== Records for this task ==

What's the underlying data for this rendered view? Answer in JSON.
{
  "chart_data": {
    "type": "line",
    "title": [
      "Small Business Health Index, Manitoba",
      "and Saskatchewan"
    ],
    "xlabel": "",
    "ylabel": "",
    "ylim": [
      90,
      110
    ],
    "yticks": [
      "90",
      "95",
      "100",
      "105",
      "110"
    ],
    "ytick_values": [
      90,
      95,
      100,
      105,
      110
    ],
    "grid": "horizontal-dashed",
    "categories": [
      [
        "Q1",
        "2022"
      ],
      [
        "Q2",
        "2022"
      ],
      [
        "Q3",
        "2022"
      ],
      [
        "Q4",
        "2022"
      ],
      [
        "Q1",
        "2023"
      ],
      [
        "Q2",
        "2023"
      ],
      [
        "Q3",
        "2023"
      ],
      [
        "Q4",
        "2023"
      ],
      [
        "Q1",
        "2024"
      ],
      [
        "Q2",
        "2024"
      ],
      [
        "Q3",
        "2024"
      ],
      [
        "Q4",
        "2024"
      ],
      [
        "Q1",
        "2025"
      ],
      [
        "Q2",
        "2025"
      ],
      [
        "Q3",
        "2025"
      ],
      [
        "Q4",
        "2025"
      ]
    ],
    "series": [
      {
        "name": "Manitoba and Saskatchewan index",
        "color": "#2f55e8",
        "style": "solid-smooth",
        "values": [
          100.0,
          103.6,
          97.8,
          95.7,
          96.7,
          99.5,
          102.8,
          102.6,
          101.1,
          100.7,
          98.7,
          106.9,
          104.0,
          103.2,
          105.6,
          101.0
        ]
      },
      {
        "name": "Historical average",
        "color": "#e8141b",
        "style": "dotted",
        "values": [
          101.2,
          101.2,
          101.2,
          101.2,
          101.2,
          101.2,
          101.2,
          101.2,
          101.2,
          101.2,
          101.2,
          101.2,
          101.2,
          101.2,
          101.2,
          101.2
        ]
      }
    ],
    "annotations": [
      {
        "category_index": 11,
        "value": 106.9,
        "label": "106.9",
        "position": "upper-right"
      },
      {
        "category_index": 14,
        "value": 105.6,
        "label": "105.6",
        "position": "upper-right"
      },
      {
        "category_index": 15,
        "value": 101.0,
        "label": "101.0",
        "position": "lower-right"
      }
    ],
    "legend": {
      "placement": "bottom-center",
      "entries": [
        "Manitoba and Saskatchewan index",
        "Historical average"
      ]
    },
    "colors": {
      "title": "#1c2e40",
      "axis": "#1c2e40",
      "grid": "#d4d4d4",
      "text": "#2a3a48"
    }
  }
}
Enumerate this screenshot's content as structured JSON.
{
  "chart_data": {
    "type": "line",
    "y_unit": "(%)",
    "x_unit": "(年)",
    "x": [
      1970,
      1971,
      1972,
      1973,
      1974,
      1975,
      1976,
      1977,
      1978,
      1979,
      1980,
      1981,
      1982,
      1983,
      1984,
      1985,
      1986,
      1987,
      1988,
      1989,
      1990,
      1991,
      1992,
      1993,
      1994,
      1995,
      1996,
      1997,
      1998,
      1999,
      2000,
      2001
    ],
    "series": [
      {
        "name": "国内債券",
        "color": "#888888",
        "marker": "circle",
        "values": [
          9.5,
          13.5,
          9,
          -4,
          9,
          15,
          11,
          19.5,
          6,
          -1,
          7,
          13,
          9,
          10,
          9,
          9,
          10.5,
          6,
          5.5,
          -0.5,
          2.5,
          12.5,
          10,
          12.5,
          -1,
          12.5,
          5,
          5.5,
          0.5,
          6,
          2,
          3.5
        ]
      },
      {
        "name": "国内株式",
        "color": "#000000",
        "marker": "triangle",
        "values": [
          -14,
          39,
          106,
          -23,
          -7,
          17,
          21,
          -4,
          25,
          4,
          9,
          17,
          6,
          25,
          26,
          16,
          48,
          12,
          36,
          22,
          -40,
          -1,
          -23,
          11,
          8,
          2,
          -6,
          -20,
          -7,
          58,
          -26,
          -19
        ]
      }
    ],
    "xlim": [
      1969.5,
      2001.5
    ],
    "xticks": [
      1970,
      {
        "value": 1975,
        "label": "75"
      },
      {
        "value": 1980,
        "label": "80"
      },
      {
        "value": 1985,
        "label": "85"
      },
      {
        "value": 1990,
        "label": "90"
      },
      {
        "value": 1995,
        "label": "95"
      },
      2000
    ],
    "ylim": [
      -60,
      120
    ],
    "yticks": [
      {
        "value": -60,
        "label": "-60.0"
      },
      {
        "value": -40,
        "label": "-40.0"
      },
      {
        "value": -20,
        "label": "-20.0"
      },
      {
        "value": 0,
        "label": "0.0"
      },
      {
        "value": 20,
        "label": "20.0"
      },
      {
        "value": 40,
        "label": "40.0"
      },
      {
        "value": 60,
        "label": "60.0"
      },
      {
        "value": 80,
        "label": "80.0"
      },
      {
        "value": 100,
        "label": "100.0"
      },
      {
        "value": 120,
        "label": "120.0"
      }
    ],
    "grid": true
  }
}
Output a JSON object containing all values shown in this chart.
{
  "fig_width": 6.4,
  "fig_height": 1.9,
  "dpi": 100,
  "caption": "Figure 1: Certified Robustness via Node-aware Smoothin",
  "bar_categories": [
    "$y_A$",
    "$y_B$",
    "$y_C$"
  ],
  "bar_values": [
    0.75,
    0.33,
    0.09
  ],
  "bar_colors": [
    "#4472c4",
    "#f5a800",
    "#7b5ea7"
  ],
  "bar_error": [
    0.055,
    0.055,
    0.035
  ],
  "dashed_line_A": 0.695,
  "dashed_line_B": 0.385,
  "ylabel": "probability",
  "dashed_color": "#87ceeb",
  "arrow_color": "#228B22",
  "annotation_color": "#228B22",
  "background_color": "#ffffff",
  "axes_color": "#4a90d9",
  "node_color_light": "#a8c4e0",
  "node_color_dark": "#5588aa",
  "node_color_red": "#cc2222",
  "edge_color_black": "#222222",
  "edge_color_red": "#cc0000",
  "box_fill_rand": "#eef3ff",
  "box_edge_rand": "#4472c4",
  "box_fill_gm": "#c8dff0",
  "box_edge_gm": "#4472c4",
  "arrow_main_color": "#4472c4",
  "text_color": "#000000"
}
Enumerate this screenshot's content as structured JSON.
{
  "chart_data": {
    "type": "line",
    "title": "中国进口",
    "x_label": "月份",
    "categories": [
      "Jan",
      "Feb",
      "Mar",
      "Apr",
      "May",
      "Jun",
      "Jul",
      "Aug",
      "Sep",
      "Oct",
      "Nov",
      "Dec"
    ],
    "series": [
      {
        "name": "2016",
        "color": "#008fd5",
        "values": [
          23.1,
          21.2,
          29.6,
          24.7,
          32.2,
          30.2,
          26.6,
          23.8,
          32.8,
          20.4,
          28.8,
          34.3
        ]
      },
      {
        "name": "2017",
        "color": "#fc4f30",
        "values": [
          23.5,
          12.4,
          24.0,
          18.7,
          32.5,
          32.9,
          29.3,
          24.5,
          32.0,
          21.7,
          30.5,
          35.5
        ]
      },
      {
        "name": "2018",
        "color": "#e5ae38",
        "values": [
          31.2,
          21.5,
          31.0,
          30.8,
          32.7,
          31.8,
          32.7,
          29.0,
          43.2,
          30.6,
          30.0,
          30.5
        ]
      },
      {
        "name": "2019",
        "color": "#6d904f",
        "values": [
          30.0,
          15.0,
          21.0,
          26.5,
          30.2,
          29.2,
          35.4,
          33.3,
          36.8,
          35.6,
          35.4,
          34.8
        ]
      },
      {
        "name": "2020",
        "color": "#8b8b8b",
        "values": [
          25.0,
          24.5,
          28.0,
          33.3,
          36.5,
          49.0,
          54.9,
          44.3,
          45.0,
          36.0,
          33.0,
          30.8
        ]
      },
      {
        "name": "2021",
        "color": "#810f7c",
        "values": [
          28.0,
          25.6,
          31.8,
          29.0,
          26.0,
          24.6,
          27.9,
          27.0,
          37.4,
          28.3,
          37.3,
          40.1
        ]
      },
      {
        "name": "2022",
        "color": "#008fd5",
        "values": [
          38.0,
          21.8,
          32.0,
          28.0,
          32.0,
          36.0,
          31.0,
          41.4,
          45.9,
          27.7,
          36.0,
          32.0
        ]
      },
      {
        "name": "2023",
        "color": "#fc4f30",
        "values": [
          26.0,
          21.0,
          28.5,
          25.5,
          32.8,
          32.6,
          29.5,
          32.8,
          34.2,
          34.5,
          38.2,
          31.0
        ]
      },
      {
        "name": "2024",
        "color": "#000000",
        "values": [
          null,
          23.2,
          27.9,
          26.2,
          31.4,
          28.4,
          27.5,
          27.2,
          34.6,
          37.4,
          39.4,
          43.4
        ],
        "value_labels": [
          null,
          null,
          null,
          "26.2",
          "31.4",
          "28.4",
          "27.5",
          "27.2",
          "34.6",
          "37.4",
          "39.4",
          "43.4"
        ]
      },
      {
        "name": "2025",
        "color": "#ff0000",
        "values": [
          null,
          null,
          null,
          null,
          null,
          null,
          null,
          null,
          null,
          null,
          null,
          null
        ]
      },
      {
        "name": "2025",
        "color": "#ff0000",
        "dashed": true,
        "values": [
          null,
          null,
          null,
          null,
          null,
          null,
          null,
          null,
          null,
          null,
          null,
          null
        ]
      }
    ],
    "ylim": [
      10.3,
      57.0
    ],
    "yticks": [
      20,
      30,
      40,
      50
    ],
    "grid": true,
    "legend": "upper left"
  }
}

===

Scan the records above, count the lines with "Historical" in them, and give only the number.

2